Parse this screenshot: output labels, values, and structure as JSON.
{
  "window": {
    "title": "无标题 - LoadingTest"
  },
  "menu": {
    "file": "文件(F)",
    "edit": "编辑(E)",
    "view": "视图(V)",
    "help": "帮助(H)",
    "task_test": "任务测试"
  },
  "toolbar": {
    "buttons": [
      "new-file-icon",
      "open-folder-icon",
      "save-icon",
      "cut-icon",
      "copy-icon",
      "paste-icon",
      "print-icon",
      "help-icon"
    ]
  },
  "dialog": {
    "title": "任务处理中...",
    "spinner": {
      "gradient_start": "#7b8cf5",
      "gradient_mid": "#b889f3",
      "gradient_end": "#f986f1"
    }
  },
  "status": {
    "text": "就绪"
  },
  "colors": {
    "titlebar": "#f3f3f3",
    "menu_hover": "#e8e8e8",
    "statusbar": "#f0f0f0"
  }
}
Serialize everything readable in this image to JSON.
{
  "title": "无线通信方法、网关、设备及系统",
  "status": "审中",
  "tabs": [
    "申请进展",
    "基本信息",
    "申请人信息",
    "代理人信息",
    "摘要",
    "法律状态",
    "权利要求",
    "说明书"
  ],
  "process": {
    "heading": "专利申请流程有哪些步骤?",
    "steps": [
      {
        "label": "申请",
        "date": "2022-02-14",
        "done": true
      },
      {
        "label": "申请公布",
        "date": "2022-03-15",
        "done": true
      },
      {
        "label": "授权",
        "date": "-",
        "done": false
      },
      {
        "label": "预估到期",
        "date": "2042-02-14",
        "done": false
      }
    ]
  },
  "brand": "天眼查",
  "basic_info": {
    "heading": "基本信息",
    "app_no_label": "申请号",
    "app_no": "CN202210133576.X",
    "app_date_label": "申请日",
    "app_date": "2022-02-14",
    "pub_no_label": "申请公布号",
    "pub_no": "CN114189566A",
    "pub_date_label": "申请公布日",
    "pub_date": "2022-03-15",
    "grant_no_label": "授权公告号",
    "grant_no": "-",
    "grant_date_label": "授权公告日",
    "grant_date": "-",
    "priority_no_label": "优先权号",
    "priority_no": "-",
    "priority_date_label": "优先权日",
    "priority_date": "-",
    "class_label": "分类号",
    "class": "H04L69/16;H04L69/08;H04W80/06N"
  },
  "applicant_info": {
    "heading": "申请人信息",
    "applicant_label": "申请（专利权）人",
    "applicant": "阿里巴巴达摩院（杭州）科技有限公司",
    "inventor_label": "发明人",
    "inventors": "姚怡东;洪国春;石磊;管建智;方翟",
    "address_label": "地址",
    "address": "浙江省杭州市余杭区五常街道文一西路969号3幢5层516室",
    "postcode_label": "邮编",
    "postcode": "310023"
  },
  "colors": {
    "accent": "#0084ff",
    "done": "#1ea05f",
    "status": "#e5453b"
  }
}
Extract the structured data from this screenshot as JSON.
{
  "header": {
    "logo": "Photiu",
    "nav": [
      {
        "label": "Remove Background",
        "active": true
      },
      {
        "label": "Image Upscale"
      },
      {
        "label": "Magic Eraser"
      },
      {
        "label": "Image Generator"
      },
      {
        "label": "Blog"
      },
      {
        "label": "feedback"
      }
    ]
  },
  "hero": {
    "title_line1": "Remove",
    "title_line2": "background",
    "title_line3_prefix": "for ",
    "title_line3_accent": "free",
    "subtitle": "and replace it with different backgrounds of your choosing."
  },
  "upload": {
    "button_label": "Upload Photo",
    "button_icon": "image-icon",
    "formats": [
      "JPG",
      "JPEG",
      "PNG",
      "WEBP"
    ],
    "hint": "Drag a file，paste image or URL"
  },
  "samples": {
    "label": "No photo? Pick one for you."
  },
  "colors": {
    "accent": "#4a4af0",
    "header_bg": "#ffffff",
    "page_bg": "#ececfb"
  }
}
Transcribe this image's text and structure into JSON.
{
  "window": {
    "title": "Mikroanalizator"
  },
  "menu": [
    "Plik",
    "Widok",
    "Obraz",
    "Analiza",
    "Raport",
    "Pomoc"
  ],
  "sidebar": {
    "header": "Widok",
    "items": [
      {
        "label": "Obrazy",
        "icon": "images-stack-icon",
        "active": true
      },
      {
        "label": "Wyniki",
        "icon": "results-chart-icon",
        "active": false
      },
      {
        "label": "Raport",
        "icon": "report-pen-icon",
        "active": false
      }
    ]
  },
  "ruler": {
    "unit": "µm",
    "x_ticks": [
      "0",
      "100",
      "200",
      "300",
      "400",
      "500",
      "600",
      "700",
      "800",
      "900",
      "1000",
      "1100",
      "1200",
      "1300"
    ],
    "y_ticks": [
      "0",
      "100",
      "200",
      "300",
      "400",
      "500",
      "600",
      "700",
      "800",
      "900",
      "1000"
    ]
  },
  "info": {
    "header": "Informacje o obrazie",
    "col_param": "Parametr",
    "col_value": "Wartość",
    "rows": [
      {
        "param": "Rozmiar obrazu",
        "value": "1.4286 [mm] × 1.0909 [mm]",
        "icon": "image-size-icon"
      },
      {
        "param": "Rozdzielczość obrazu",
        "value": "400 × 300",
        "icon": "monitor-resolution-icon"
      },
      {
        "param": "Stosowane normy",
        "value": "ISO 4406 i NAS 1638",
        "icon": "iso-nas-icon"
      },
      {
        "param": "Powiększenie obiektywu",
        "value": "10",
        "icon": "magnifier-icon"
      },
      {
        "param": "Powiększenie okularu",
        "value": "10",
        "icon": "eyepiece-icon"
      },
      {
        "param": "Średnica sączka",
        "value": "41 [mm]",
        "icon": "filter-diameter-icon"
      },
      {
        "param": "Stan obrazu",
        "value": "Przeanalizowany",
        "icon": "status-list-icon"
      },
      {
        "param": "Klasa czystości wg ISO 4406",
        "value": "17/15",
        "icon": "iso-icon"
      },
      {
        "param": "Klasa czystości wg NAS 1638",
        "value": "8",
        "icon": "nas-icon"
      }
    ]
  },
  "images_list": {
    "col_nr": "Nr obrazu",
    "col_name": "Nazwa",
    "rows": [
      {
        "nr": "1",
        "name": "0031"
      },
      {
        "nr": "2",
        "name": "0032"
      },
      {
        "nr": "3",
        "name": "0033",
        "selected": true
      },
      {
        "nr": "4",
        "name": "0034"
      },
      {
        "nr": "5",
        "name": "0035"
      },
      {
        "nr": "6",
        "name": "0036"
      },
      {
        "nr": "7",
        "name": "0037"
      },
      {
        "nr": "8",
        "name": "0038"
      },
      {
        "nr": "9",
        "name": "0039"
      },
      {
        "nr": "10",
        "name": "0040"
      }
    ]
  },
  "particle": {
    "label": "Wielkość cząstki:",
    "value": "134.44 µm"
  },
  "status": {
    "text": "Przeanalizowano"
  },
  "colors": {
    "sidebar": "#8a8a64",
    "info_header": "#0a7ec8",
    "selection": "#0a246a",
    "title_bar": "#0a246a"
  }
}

◆ Instruction: Print every record exactly as it was given.

◆ Expected output:
Parse this screenshot: output labels, values, and structure as JSON.
{
  "window": {
    "title": "无标题 - LoadingTest"
  },
  "menu": {
    "file": "文件(F)",
    "edit": "编辑(E)",
    "view": "视图(V)",
    "help": "帮助(H)",
    "task_test": "任务测试"
  },
  "toolbar": {
    "buttons": [
      "new-file-icon",
      "open-folder-icon",
      "save-icon",
      "cut-icon",
      "copy-icon",
      "paste-icon",
      "print-icon",
      "help-icon"
    ]
  },
  "dialog": {
    "title": "任务处理中...",
    "spinner": {
      "gradient_start": "#7b8cf5",
      "gradient_mid": "#b889f3",
      "gradient_end": "#f986f1"
    }
  },
  "status": {
    "text": "就绪"
  },
  "colors": {
    "titlebar": "#f3f3f3",
    "menu_hover": "#e8e8e8",
    "statusbar": "#f0f0f0"
  }
}
Serialize everything readable in this image to JSON.
{
  "title": "无线通信方法、网关、设备及系统",
  "status": "审中",
  "tabs": [
    "申请进展",
    "基本信息",
    "申请人信息",
    "代理人信息",
    "摘要",
    "法律状态",
    "权利要求",
    "说明书"
  ],
  "process": {
    "heading": "专利申请流程有哪些步骤?",
    "steps": [
      {
        "label": "申请",
        "date": "2022-02-14",
        "done": true
      },
      {
        "label": "申请公布",
        "date": "2022-03-15",
        "done": true
      },
      {
        "label": "授权",
        "date": "-",
        "done": false
      },
      {
        "label": "预估到期",
        "date": "2042-02-14",
        "done": false
      }
    ]
  },
  "brand": "天眼查",
  "basic_info": {
    "heading": "基本信息",
    "app_no_label": "申请号",
    "app_no": "CN202210133576.X",
    "app_date_label": "申请日",
    "app_date": "2022-02-14",
    "pub_no_label": "申请公布号",
    "pub_no": "CN114189566A",
    "pub_date_label": "申请公布日",
    "pub_date": "2022-03-15",
    "grant_no_label": "授权公告号",
    "grant_no": "-",
    "grant_date_label": "授权公告日",
    "grant_date": "-",
    "priority_no_label": "优先权号",
    "priority_no": "-",
    "priority_date_label": "优先权日",
    "priority_date": "-",
    "class_label": "分类号",
    "class": "H04L69/16;H04L69/08;H04W80/06N"
  },
  "applicant_info": {
    "heading": "申请人信息",
    "applicant_label": "申请（专利权）人",
    "applicant": "阿里巴巴达摩院（杭州）科技有限公司",
    "inventor_label": "发明人",
    "inventors": "姚怡东;洪国春;石磊;管建智;方翟",
    "address_label": "地址",
    "address": "浙江省杭州市余杭区五常街道文一西路969号3幢5层516室",
    "postcode_label": "邮编",
    "postcode": "310023"
  },
  "colors": {
    "accent": "#0084ff",
    "done": "#1ea05f",
    "status": "#e5453b"
  }
}
Extract the structured data from this screenshot as JSON.
{
  "header": {
    "logo": "Photiu",
    "nav": [
      {
        "label": "Remove Background",
        "active": true
      },
      {
        "label": "Image Upscale"
      },
      {
        "label": "Magic Eraser"
      },
      {
        "label": "Image Generator"
      },
      {
        "label": "Blog"
      },
      {
        "label": "feedback"
      }
    ]
  },
  "hero": {
    "title_line1": "Remove",
    "title_line2": "background",
    "title_line3_prefix": "for ",
    "title_line3_accent": "free",
    "subtitle": "and replace it with different backgrounds of your choosing."
  },
  "upload": {
    "button_label": "Upload Photo",
    "button_icon": "image-icon",
    "formats": [
      "JPG",
      "JPEG",
      "PNG",
      "WEBP"
    ],
    "hint": "Drag a file，paste image or URL"
  },
  "samples": {
    "label": "No photo? Pick one for you."
  },
  "colors": {
    "accent": "#4a4af0",
    "header_bg": "#ffffff",
    "page_bg": "#ececfb"
  }
}
Transcribe this image's text and structure into JSON.
{
  "window": {
    "title": "Mikroanalizator"
  },
  "menu": [
    "Plik",
    "Widok",
    "Obraz",
    "Analiza",
    "Raport",
    "Pomoc"
  ],
  "sidebar": {
    "header": "Widok",
    "items": [
      {
        "label": "Obrazy",
        "icon": "images-stack-icon",
        "active": true
      },
      {
        "label": "Wyniki",
        "icon": "results-chart-icon",
        "active": false
      },
      {
        "label": "Raport",
        "icon": "report-pen-icon",
        "active": false
      }
    ]
  },
  "ruler": {
    "unit": "µm",
    "x_ticks": [
      "0",
      "100",
      "200",
      "300",
      "400",
      "500",
      "600",
      "700",
      "800",
      "900",
      "1000",
      "1100",
      "1200",
      "1300"
    ],
    "y_ticks": [
      "0",
      "100",
      "200",
      "300",
      "400",
      "500",
      "600",
      "700",
      "800",
      "900",
      "1000"
    ]
  },
  "info": {
    "header": "Informacje o obrazie",
    "col_param": "Parametr",
    "col_value": "Wartość",
    "rows": [
      {
        "param": "Rozmiar obrazu",
        "value": "1.4286 [mm] × 1.0909 [mm]",
        "icon": "image-size-icon"
      },
      {
        "param": "Rozdzielczość obrazu",
        "value": "400 × 300",
        "icon": "monitor-resolution-icon"
      },
      {
        "param": "Stosowane normy",
        "value": "ISO 4406 i NAS 1638",
        "icon": "iso-nas-icon"
      },
      {
        "param": "Powiększenie obiektywu",
        "value": "10",
        "icon": "magnifier-icon"
      },
      {
        "param": "Powiększenie okularu",
        "value": "10",
        "icon": "eyepiece-icon"
      },
      {
        "param": "Średnica sączka",
        "value": "41 [mm]",
        "icon": "filter-diameter-icon"
      },
      {
        "param": "Stan obrazu",
        "value": "Przeanalizowany",
        "icon": "status-list-icon"
      },
      {
        "param": "Klasa czystości wg ISO 4406",
        "value": "17/15",
        "icon": "iso-icon"
      },
      {
        "param": "Klasa czystości wg NAS 1638",
        "value": "8",
        "icon": "nas-icon"
      }
    ]
  },
  "images_list": {
    "col_nr": "Nr obrazu",
    "col_name": "Nazwa",
    "rows": [
      {
        "nr": "1",
        "name": "0031"
      },
      {
        "nr": "2",
        "name": "0032"
      },
      {
        "nr": "3",
        "name": "0033",
        "selected": true
      },
      {
        "nr": "4",
        "name": "0034"
      },
      {
        "nr": "5",
        "name": "0035"
      },
      {
        "nr": "6",
        "name": "0036"
      },
      {
        "nr": "7",
        "name": "0037"
      },
      {
        "nr": "8",
        "name": "0038"
      },
      {
        "nr": "9",
        "name": "0039"
      },
      {
        "nr": "10",
        "name": "0040"
      }
    ]
  },
  "particle": {
    "label": "Wielkość cząstki:",
    "value": "134.44 µm"
  },
  "status": {
    "text": "Przeanalizowano"
  },
  "colors": {
    "sidebar": "#8a8a64",
    "info_header": "#0a7ec8",
    "selection": "#0a246a",
    "title_bar": "#0a246a"
  }
}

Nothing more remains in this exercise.